Problem requirements: Pick up the profile of NASA engineer Abigail Reigner right after its last sentence and keep writing it.

--- begin Selected excerpt ---

Credit: NASA/Sara Lowthian-Hanna Growing up outside of Philadelphia, Abigail Reigner spent most of her childhood miles away from where her family called home, and where there was little trace of her Native American tribe and culture.
Belonging to the Comanche Nation that resides in Lawton, Oklahoma, Reigner’s parents made every effort to keep her connected to her Indigenous heritage and part of a community that would later play a key role in her professional journey.
“My parents were really adamant on making sure my brother and I were still involved in the Native American traditions."
Abigail Reigner
“My parents were really adamant on making sure my brother and I were still involved in the Native American traditions,” Reigner said. “We would go down to Oklahoma often in the summertime, spending time with family and staying immersed in our culture.”
Both her parents come from a teaching background, so Reigner was surrounded by hands-on learning experiences early in life. As a school teacher, her mother would participate in local outreach events each year, talking and interacting with students. Her father, a middle school technology education teacher, taught Reigner how to use computer-aided design (CAD) and helped introduce her to the world of engineering at a young age.
These unique experiences helped spark Reigner’s curiosity for learning about science, technology, engineering, and math (STEM) and connecting with others in her community who shared these interests. Reigner says she never takes her upbringing for granted.
“I feel pretty lucky to have grown up with so many educational opportunities, and I try to use them as a way to give back to my community,” Reigner said.
After participating in various engineering and robotics classes in high school and realizing a career in STEM was the right fit for her, Reigner went on to attend the Rochester Institute of Technology in New York where she earned bachelor’s and master’s degrees in mechanical engineering.
During her time there, she joined the American Indian Science and Engineering Society (AISES) where she got the unique opportunity to connect with other Indigenous students and mentors in STEM fields and gain leadership experience on projects that eventually set her up for internship opportunities at NASA.
“The opportunities I got through AISES led me to get an internship at NASA’s Jet Propulsion Laboratory during the summer of 2021, and then an eight-month co-op the following year working in the center’s materials science division,” Reigner said.
Through AISES, Reigner also met Joseph Connolly, an aerospace engineer at NASA’s Glenn Research Center in Cleveland who was looking to recruit Indigenous students for full-time positions in the agency. Upon graduating from college, Reigner joined NASA Glenn as an engineer in the summer of 2024.

--- end Selected excerpt ---
--- begin Record extracts ---

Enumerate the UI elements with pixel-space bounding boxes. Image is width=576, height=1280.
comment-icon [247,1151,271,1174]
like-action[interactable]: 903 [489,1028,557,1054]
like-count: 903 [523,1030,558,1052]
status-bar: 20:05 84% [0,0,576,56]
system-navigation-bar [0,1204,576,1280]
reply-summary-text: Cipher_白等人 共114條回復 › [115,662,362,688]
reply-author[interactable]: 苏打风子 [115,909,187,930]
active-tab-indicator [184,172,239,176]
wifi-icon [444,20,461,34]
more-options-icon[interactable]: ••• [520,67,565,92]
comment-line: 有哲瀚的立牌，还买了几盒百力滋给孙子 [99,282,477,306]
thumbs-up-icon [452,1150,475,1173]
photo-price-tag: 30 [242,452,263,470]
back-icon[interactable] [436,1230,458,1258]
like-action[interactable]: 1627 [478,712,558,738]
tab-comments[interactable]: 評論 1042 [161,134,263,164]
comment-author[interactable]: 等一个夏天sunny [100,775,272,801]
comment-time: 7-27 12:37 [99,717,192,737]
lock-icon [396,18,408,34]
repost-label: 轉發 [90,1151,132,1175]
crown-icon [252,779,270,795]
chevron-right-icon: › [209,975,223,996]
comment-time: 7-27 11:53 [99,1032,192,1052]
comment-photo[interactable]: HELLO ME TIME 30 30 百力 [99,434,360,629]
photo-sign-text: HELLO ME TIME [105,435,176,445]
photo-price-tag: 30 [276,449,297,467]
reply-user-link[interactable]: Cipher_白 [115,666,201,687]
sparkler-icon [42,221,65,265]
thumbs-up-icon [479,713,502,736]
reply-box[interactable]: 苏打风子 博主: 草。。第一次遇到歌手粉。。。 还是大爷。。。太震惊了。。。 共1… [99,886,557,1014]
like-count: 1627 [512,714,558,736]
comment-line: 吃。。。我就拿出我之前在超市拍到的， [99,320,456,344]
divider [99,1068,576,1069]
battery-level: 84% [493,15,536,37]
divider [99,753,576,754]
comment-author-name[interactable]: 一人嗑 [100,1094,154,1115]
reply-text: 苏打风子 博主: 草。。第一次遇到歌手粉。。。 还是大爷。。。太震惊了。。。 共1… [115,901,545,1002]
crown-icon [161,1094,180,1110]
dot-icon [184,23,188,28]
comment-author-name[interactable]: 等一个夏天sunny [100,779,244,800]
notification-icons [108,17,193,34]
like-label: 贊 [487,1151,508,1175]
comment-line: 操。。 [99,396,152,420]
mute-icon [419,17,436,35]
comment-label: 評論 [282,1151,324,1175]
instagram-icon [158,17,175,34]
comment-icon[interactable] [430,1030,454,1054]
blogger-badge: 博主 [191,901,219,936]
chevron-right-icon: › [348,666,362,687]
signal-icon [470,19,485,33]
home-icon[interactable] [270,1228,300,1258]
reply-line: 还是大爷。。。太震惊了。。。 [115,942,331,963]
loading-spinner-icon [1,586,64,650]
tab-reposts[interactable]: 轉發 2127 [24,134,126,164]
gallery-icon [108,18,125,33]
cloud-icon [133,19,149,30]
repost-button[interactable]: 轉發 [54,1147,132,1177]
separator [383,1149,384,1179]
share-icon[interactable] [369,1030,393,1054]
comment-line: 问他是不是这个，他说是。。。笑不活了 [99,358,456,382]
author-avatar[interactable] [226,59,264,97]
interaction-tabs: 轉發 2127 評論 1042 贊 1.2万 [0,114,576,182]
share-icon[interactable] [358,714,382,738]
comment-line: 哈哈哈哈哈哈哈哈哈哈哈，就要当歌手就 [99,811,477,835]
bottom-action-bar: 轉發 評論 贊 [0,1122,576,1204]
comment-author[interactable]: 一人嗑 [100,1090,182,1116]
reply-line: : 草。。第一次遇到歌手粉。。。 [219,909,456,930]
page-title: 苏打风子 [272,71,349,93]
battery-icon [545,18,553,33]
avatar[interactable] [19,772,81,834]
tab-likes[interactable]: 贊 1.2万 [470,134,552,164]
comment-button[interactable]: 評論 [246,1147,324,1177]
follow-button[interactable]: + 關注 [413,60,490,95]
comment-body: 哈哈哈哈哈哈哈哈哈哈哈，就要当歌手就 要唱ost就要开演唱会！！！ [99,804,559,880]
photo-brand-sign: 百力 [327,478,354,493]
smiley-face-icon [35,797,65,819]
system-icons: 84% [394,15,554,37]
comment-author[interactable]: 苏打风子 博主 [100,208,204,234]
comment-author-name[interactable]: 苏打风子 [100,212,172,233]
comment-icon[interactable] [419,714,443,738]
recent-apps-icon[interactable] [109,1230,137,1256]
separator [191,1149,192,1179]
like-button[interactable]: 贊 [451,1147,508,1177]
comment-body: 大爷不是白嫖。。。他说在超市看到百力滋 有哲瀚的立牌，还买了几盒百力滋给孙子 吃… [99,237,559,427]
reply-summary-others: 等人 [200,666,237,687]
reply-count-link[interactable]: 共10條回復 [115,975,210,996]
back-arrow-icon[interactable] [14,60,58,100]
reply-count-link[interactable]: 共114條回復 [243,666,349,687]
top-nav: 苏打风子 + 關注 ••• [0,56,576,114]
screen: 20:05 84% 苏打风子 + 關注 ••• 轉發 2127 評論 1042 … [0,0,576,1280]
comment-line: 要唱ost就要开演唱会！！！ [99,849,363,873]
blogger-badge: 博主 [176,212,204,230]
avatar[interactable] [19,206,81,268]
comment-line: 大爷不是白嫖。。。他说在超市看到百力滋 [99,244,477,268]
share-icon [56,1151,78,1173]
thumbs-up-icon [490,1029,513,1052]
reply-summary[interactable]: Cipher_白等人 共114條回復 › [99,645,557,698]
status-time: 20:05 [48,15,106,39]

--- end Record extracts ---

Answer to the problem:
Abigail Reigner (top far left) and Joseph Connolly (middle far right) pose with NASA employees while staffing a booth at an American Indian Science and Engineering Society (AISES) conference to help recruit Indigenous students to the agency. Credit: Abigail Reigner Today, Reigner works as a systems engineer supporting NASA Glenn’s efforts to test and demonstrate electrified aircraft propulsion technologies for future commercial aircraft as part of the agency’s mission to make air travel more sustainable.
One of the projects she works on is NASA’s Electrified Powertrain Flight Demonstration (EPFD), where she supports risk-reduction testing that enables the project to explore the feasibility of hybrid electric propulsion in reducing emissions and improving efficiency in future aircraft.
“It’s always good to know that you’re doing something that is furthering the benefit of humanity,” Reigner said. “Seeing that unity across NASA centers and knowing that you are a part of something that is accelerating technology for the future is very cool.”
“I really feel like the reason I am here at NASA is because of the success of not just the Native American support group here at Glenn, but also Natives across the agency.”
Abigail Reigner
The growing community of Native Americans at NASA Glenn has fostered several initiatives over the years that have helped recruit, inspire, and retain Indigenous employees.
Leveraging some of the agency’s diversity programs that provide educational STEM opportunities for underrepresented communities, the Native Americans at NASA group has encouraged more students with Indigenous backgrounds to get involved in technical projects while developing the skills needed to excel in STEM fields.
“The Native American support group at NASA has been around since the mid-to-late 1980s and was actually one of the first Native American employee resources groups at the agency,” Connolly said. “Through this, we’ve been able to connect a number of Native employees with senior leaders across NASA and establish more agencywide recruitment efforts and initiatives for Native Americans.”
These initiatives range from support through NASA’s Minority University Research and Education Project (MUREP) to help recruit more Indigenous students, to encouraging participation in hands-on learning experiences through projects such as NASA’s University Leadership Initiative (ULI) and the agency’s involvement in the First Nations Launch competition, which helps provide students with opportunities to conduct research while developing engineering and team-building skills.
The efforts of the Native American community at NASA Glenn and across the agency have been successful in not only creating a direct pipeline for Indigenous students into the NASA workforce, but also allowing them to feel seen and represented in the agency, says Connolly.
For Reigner, having this community and resource group at NASA to help guide and support her through her journey has been crucial to her success and important for the future of diversity within the agency.
“I really feel like the reason I am here at NASA is because of the success of not just the Native American support group here at Glenn, but also Natives across the agency,” Reigner said. Without their support and initiatives to recruit and retain students, I wouldn’t be here today.”